» Stored data
★ ★ ★ ★ ★
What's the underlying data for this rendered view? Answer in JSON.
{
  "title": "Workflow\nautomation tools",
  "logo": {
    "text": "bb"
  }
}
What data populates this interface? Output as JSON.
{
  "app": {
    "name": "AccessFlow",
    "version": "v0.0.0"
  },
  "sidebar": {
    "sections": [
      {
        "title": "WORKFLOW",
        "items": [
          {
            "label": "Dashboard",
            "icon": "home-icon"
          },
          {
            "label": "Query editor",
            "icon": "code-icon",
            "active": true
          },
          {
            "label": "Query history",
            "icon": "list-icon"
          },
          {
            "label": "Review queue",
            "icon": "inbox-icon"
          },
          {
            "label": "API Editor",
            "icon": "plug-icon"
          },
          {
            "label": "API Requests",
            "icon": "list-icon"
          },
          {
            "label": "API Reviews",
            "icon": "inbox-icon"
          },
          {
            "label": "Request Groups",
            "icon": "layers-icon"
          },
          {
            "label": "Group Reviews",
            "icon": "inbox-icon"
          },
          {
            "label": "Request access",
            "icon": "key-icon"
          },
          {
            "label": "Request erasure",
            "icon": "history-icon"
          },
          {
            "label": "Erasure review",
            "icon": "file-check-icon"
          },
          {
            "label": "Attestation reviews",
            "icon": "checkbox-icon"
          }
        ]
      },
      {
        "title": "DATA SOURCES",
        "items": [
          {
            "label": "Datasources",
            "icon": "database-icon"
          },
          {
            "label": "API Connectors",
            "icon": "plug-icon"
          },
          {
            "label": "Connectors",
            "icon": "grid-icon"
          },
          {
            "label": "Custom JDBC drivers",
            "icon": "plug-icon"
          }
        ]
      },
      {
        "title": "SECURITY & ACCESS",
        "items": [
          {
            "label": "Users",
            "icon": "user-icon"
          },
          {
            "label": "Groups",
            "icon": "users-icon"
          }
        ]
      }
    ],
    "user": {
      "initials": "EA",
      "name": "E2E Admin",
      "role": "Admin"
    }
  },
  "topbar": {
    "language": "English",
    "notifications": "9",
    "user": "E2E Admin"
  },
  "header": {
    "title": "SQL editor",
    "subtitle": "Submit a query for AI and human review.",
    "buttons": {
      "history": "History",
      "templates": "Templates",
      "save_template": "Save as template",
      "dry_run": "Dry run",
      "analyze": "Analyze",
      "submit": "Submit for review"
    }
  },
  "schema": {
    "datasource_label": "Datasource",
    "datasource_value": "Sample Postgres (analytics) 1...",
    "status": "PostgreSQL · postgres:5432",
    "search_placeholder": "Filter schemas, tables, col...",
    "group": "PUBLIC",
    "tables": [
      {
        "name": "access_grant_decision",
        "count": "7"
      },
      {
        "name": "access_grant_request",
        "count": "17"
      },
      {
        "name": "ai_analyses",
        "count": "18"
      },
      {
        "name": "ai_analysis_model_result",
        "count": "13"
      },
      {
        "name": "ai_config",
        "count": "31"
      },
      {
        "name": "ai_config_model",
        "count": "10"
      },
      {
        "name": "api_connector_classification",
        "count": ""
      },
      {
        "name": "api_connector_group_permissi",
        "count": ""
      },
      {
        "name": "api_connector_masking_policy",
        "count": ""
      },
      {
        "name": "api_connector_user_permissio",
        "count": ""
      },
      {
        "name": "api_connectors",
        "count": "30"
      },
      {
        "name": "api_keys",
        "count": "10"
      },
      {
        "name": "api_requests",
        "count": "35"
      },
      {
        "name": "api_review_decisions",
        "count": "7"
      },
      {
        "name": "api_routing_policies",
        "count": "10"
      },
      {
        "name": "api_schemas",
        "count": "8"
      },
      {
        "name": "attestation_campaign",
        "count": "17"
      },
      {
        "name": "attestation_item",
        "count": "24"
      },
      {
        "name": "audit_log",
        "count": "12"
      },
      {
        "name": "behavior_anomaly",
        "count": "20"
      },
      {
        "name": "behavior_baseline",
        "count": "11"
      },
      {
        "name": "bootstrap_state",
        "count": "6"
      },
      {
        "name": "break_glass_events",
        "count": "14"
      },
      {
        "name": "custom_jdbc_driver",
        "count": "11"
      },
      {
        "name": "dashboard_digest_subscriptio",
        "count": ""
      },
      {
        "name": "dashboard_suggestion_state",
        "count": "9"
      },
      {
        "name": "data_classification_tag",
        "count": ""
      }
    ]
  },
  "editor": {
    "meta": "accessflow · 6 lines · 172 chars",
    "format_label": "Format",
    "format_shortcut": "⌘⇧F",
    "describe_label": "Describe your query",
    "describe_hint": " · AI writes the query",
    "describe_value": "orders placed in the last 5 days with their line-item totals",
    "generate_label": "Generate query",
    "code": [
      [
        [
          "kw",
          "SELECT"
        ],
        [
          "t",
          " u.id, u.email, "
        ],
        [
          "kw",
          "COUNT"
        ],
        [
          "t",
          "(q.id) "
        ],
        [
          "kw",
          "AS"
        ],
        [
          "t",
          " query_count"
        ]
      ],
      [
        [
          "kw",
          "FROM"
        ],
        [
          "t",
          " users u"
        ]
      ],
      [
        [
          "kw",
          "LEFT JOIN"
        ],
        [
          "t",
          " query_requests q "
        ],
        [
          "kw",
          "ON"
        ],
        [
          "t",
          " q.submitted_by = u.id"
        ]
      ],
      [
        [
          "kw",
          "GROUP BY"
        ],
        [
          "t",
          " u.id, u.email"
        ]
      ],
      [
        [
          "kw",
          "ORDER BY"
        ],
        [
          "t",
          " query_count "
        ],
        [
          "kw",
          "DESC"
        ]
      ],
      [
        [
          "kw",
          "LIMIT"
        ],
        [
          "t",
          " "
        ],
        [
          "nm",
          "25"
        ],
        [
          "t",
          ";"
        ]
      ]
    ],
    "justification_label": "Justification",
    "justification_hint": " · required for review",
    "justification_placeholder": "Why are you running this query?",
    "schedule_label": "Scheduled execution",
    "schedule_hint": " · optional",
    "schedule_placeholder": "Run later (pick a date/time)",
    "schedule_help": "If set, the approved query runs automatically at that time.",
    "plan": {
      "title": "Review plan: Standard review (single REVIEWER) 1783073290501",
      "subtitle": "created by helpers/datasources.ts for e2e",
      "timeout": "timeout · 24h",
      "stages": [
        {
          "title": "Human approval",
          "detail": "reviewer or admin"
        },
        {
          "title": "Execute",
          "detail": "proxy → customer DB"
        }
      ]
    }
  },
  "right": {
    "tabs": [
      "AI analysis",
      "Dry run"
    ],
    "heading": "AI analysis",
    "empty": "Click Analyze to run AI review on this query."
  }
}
★ ★ ★ ★ ★
Return each line that includes "plan".

    "plan": {
      "title": "Review plan: Standard review (single REVIEWER) 1783073290501",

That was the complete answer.